▶ Article
* BEGIN *
Things are working largely as I expected - although the weather hasn't entirely cooperated.
 fume
The replaced inverter is working just fine and hasn't gone pop like the first.
I am still exporting - but today (16:27) I have generated 13.6kWh and exported 0.7kWh (5%) with the batteries at 89%. I also import a bit during the day - but its bumps on a chart and expected
According to the charts I use about 40% of my battery charge between 18:00 and when I start charging overnight so as long as I have 50% at 18:00 I am OK. I also only charge to 90% giving PV an extra 10% of headroom to fill. Thinking of dropping this to 80% and hoping for sunshine
I have also reduced my baseload by 25% which has kinda bumblebeed my calculations a bit and means I need to adjust my max SoC overnight otherwise I export more than I need to. But this is going to be hard to calculate given the variable nature of PV. If I could predict a good summers day I could seriously reduce the starting SoC

Yesterdays chart, with really crappy PV was https://www.dropbox.com/s/ts3ocf4jyf39xp6/2019-06-20.jpg?dl=0

What I need now is a good summers day to see what the chart does - see how much I export, import and how the batteries react - but I only have 20:20 hindsight I am afraid

Sean

Also - the inverter comes with a number of metrics - does anyone know what they might mean?
* END *
▶ Data extract
* BEGIN *
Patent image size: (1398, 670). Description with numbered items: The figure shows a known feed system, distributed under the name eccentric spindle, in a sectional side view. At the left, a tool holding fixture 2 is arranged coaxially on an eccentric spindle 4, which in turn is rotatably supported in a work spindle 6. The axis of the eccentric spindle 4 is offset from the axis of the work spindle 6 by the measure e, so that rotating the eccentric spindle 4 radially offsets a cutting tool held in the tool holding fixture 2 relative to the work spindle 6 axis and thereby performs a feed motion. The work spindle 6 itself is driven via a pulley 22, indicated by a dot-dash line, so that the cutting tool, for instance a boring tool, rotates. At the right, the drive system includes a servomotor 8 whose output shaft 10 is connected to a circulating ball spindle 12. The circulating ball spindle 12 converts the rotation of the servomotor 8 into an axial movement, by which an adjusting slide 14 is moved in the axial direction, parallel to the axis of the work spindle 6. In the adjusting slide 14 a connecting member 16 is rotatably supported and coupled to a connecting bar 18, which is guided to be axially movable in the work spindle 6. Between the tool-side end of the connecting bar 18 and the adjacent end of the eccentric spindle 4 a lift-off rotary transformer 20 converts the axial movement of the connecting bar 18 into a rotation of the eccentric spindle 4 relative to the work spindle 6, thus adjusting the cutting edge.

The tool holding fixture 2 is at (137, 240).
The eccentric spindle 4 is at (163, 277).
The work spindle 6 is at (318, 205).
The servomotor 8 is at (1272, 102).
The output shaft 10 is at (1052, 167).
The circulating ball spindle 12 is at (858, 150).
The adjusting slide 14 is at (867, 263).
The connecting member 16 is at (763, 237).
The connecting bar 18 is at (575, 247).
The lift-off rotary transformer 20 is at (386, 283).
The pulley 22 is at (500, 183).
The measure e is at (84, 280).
* END *
▶ What is being asked
From the solar battery post above, write out the passage starting with "Things are working" and going on through "like the first.", word for word.

▶ The solution
Things are working largely as I expected - although the weather hasn't entirely cooperated.
 fume
The replaced inverter is working just fine and hasn't gone pop like the first.